**Extracted records:**
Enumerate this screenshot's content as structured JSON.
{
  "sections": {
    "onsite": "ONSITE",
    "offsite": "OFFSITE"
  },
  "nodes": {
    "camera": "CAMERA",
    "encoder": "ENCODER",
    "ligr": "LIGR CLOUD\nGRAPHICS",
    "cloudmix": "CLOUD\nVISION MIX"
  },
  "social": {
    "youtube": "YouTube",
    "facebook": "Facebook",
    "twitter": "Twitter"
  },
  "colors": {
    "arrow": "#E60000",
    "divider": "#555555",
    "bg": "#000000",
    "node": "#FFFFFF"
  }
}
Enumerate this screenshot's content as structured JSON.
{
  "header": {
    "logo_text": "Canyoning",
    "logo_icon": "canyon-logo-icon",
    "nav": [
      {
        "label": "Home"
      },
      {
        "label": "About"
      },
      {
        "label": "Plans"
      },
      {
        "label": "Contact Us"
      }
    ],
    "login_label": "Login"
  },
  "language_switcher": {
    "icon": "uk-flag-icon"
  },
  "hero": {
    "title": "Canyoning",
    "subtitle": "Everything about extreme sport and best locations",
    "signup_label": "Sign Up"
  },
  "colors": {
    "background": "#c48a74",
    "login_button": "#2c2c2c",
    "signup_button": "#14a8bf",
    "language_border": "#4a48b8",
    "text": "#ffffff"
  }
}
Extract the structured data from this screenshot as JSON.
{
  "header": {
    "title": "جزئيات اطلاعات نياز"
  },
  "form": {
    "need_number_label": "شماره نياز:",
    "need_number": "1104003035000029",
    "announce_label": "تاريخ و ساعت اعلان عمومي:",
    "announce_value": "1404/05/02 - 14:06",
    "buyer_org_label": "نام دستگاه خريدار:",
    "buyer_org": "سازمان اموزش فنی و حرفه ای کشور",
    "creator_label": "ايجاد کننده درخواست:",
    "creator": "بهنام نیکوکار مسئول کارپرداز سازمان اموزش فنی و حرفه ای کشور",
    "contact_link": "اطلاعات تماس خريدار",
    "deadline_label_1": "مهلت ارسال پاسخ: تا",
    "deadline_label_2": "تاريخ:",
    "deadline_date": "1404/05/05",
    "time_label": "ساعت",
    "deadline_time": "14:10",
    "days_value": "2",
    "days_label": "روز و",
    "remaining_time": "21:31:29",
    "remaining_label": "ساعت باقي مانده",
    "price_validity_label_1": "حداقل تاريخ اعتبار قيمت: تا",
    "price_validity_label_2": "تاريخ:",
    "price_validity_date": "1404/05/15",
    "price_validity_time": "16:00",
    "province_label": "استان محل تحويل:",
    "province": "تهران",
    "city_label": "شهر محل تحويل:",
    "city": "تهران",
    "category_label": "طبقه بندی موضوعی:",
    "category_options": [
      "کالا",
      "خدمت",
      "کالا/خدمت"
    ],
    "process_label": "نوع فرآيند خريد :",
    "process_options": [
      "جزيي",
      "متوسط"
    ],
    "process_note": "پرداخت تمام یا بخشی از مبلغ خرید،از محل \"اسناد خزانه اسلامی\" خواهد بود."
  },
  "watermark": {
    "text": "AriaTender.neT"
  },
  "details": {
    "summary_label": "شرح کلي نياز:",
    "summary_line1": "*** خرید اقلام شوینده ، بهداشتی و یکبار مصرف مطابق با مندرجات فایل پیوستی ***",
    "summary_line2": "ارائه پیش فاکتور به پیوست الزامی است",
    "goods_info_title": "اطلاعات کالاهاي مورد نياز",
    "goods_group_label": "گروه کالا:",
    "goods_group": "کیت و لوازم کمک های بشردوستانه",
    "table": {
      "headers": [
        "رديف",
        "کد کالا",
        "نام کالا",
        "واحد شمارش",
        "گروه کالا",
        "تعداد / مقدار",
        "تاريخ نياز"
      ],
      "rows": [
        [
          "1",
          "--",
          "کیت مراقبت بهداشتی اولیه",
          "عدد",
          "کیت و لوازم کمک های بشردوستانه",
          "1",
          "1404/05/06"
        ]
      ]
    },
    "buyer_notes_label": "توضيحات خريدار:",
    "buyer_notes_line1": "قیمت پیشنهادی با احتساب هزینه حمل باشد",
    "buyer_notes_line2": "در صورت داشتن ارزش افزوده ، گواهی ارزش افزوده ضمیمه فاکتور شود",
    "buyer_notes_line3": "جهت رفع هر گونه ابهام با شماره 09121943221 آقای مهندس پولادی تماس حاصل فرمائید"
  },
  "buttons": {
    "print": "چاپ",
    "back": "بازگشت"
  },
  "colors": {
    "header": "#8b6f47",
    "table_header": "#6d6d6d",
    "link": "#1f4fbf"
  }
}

**Goal:** Give only a number: how many lines of the data hold the string "تماس"?

**Solution to this exercise:** 2